» Dataset extract:
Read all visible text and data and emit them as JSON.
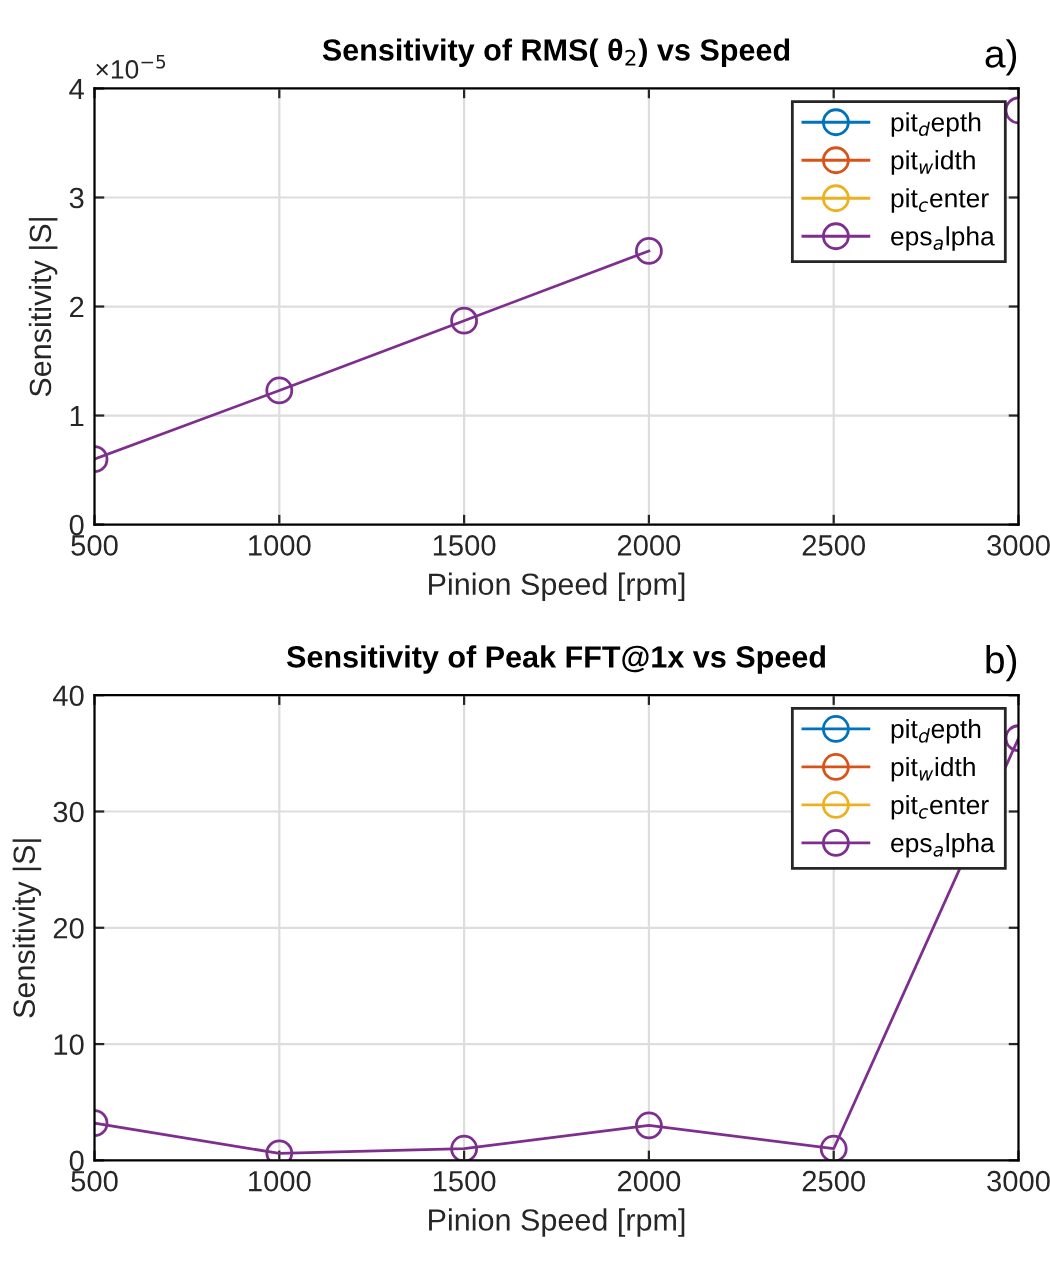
{
  "chart_data": [
    {
      "type": "line",
      "title": "Sensitivity of RMS( θ$_{2}$) vs Speed",
      "xlabel": "Pinion Speed [rpm]",
      "ylabel": "Sensitivity |S|",
      "x": [
        500,
        1000,
        1500,
        2000,
        2500,
        3000
      ],
      "series": [
        {
          "name": "pit$_{d}$epth",
          "color": "#0072bd",
          "values": [
            null,
            null,
            null,
            null,
            null,
            null
          ]
        },
        {
          "name": "pit$_{w}$idth",
          "color": "#d95319",
          "values": [
            null,
            null,
            null,
            null,
            null,
            null
          ]
        },
        {
          "name": "pit$_{c}$enter",
          "color": "#edb120",
          "values": [
            null,
            null,
            null,
            null,
            null,
            null
          ]
        },
        {
          "name": "eps$_{a}$lpha",
          "color": "#7e2f8e",
          "values": [
            0.6,
            1.23,
            1.87,
            2.51,
            null,
            3.8
          ]
        }
      ],
      "xlim": [
        500,
        3000
      ],
      "xticks": [
        500,
        1000,
        1500,
        2000,
        2500,
        3000
      ],
      "ylim": [
        0,
        4
      ],
      "yticks": [
        0,
        1,
        2,
        3,
        4
      ],
      "annotations": [
        "a)",
        "×10$^{−5}$"
      ],
      "grid": true,
      "legend": "top right",
      "marker": "circle",
      "line_style": "solid"
    },
    {
      "type": "line",
      "title": "Sensitivity of Peak FFT@1x vs Speed",
      "xlabel": "Pinion Speed [rpm]",
      "ylabel": "Sensitivity |S|",
      "x": [
        500,
        1000,
        1500,
        2000,
        2500,
        3000
      ],
      "series": [
        {
          "name": "pit$_{d}$epth",
          "color": "#0072bd",
          "values": [
            null,
            null,
            null,
            null,
            null,
            null
          ]
        },
        {
          "name": "pit$_{w}$idth",
          "color": "#d95319",
          "values": [
            null,
            null,
            null,
            null,
            null,
            null
          ]
        },
        {
          "name": "pit$_{c}$enter",
          "color": "#edb120",
          "values": [
            null,
            null,
            null,
            null,
            null,
            null
          ]
        },
        {
          "name": "eps$_{a}$lpha",
          "color": "#7e2f8e",
          "values": [
            3.2,
            0.6,
            1.0,
            3.0,
            1.0,
            36.3
          ]
        }
      ],
      "xlim": [
        500,
        3000
      ],
      "xticks": [
        500,
        1000,
        1500,
        2000,
        2500,
        3000
      ],
      "ylim": [
        0,
        40
      ],
      "yticks": [
        0,
        10,
        20,
        30,
        40
      ],
      "annotations": [
        "b)"
      ],
      "grid": true,
      "legend": "top right",
      "marker": "circle",
      "line_style": "solid"
    }
  ]
}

» Instructions to follow: Every line above should be returned word for word, with the pictures left behind.

» Reply:
Read all visible text and data and emit them as JSON.
{
  "chart_data": [
    {
      "type": "line",
      "title": "Sensitivity of RMS( θ$_{2}$) vs Speed",
      "xlabel": "Pinion Speed [rpm]",
      "ylabel": "Sensitivity |S|",
      "x": [
        500,
        1000,
        1500,
        2000,
        2500,
        3000
      ],
      "series": [
        {
          "name": "pit$_{d}$epth",
          "color": "#0072bd",
          "values": [
            null,
            null,
            null,
            null,
            null,
            null
          ]
        },
        {
          "name": "pit$_{w}$idth",
          "color": "#d95319",
          "values": [
            null,
            null,
            null,
            null,
            null,
            null
          ]
        },
        {
          "name": "pit$_{c}$enter",
          "color": "#edb120",
          "values": [
            null,
            null,
            null,
            null,
            null,
            null
          ]
        },
        {
          "name": "eps$_{a}$lpha",
          "color": "#7e2f8e",
          "values": [
            0.6,
            1.23,
            1.87,
            2.51,
            null,
            3.8
          ]
        }
      ],
      "xlim": [
        500,
        3000
      ],
      "xticks": [
        500,
        1000,
        1500,
        2000,
        2500,
        3000
      ],
      "ylim": [
        0,
        4
      ],
      "yticks": [
        0,
        1,
        2,
        3,
        4
      ],
      "annotations": [
        "a)",
        "×10$^{−5}$"
      ],
      "grid": true,
      "legend": "top right",
      "marker": "circle",
      "line_style": "solid"
    },
    {
      "type": "line",
      "title": "Sensitivity of Peak FFT@1x vs Speed",
      "xlabel": "Pinion Speed [rpm]",
      "ylabel": "Sensitivity |S|",
      "x": [
        500,
        1000,
        1500,
        2000,
        2500,
        3000
      ],
      "series": [
        {
          "name": "pit$_{d}$epth",
          "color": "#0072bd",
          "values": [
            null,
            null,
            null,
            null,
            null,
            null
          ]
        },
        {
          "name": "pit$_{w}$idth",
          "color": "#d95319",
          "values": [
            null,
            null,
            null,
            null,
            null,
            null
          ]
        },
        {
          "name": "pit$_{c}$enter",
          "color": "#edb120",
          "values": [
            null,
            null,
            null,
            null,
            null,
            null
          ]
        },
        {
          "name": "eps$_{a}$lpha",
          "color": "#7e2f8e",
          "values": [
            3.2,
            0.6,
            1.0,
            3.0,
            1.0,
            36.3
          ]
        }
      ],
      "xlim": [
        500,
        3000
      ],
      "xticks": [
        500,
        1000,
        1500,
        2000,
        2500,
        3000
      ],
      "ylim": [
        0,
        40
      ],
      "yticks": [
        0,
        10,
        20,
        30,
        40
      ],
      "annotations": [
        "b)"
      ],
      "grid": true,
      "legend": "top right",
      "marker": "circle",
      "line_style": "solid"
    }
  ]
}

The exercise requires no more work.